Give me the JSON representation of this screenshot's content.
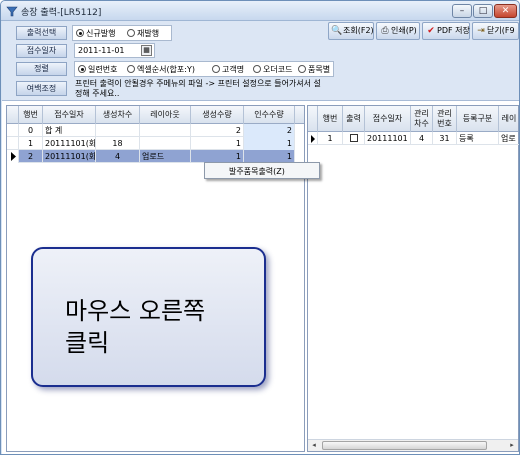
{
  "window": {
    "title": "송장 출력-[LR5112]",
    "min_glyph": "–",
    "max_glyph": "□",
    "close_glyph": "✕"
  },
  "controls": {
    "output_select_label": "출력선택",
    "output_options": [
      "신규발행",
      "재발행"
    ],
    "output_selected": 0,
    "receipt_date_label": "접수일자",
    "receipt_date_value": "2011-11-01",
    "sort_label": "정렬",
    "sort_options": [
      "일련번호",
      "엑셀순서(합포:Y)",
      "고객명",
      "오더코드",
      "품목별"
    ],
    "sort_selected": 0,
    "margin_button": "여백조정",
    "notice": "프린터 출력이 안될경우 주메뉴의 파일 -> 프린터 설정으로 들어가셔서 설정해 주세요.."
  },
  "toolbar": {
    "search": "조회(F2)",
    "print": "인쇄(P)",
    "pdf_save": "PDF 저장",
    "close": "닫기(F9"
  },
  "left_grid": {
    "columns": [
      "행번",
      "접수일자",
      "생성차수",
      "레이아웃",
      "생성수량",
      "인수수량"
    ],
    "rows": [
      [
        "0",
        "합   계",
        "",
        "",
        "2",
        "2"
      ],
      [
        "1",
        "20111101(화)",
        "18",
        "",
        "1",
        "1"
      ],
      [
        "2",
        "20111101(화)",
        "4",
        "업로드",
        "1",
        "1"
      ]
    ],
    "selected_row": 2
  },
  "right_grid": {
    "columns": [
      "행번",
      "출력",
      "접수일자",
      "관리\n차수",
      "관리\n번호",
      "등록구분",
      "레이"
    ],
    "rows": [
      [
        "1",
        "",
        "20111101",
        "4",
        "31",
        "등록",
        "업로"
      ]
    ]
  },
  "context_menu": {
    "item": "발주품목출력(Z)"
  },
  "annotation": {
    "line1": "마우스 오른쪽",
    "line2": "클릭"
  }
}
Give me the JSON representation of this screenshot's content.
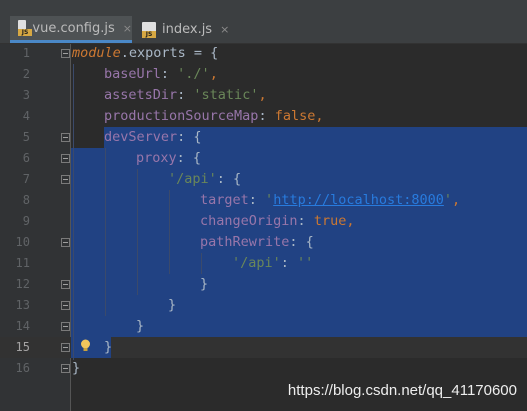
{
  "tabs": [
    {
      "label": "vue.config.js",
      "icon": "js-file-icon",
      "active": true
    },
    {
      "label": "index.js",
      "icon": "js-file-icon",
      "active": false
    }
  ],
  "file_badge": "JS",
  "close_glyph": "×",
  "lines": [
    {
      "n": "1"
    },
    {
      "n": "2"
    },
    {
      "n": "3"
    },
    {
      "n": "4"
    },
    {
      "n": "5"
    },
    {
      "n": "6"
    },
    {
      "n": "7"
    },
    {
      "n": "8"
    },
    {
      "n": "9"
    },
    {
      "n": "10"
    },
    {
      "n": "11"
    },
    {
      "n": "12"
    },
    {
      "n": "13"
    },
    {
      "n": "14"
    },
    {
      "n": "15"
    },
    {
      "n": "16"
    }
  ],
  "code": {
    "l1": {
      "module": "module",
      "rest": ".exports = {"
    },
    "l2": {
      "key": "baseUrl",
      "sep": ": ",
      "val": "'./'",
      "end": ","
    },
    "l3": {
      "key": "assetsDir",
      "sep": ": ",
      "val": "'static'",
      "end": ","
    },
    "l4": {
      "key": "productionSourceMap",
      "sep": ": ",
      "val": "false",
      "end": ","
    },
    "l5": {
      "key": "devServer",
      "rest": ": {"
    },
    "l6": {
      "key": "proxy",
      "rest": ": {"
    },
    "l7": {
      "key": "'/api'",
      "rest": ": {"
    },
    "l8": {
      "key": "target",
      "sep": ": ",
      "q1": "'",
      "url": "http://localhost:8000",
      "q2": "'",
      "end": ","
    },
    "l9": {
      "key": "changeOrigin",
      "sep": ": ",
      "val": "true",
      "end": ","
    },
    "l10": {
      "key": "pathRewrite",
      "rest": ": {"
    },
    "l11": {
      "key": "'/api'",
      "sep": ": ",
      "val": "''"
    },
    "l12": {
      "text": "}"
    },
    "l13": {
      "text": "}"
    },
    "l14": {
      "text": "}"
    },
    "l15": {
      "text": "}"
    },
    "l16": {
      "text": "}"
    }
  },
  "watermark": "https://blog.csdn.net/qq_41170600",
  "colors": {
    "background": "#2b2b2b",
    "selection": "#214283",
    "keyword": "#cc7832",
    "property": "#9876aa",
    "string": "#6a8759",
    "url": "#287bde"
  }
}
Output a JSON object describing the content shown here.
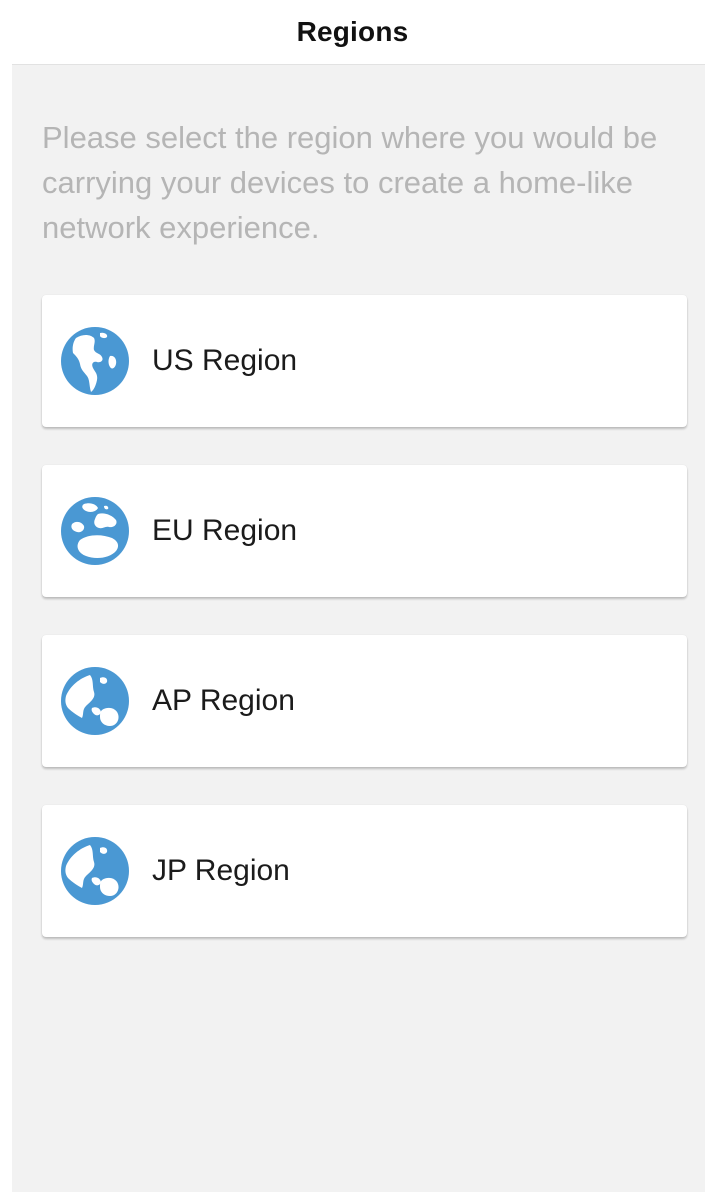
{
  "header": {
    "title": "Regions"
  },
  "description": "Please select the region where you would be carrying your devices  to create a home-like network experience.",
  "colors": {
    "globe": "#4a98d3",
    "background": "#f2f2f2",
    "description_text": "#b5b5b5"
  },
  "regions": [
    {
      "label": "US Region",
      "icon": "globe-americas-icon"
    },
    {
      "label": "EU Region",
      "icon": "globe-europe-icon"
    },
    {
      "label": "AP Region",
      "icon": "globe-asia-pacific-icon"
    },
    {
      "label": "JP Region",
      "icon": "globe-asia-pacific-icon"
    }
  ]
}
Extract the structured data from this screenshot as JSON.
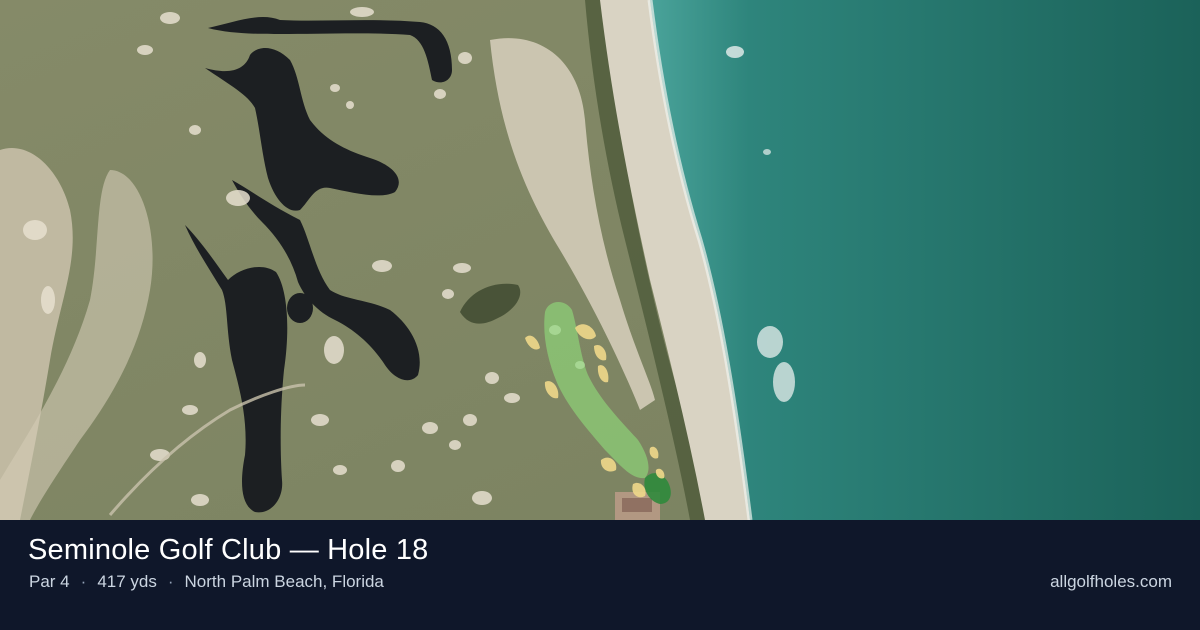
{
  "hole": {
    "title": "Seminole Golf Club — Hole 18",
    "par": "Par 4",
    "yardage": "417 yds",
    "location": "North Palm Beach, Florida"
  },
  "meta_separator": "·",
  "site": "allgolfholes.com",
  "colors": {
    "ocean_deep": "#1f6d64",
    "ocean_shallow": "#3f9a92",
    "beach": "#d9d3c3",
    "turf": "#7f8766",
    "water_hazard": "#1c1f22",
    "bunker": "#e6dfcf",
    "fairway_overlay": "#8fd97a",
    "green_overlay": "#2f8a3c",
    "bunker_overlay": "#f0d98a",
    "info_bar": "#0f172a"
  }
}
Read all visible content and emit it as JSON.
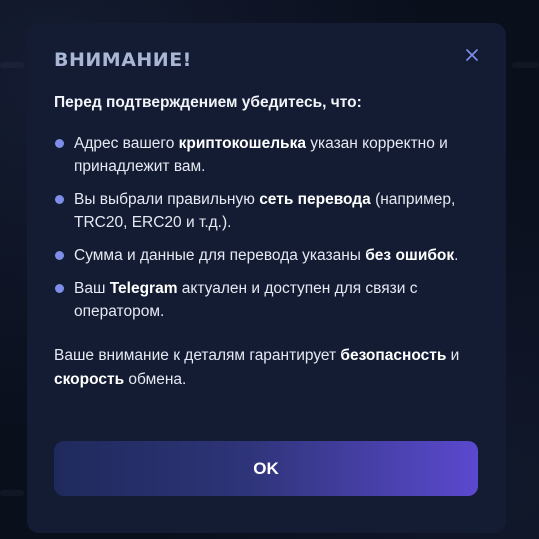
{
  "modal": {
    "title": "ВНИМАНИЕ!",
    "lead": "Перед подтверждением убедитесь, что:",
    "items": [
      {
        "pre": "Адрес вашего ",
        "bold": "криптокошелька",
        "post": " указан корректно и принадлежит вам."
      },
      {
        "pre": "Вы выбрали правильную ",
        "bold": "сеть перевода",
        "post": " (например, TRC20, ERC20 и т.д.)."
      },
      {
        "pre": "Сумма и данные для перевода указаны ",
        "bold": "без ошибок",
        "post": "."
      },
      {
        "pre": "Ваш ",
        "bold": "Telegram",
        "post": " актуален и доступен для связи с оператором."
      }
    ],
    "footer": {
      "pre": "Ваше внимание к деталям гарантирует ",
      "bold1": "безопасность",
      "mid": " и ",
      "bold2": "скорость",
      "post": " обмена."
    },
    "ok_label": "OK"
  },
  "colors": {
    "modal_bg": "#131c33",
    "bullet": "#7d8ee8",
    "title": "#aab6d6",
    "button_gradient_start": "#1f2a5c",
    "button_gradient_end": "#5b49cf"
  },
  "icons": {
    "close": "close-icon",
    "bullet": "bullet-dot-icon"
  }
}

WHAT YOU NEED TO DO: Search the entries for the word "bullet" and copy every line that has it.

OUTPUT:
    "bullet": "#7d8ee8",
    "bullet": "bullet-dot-icon"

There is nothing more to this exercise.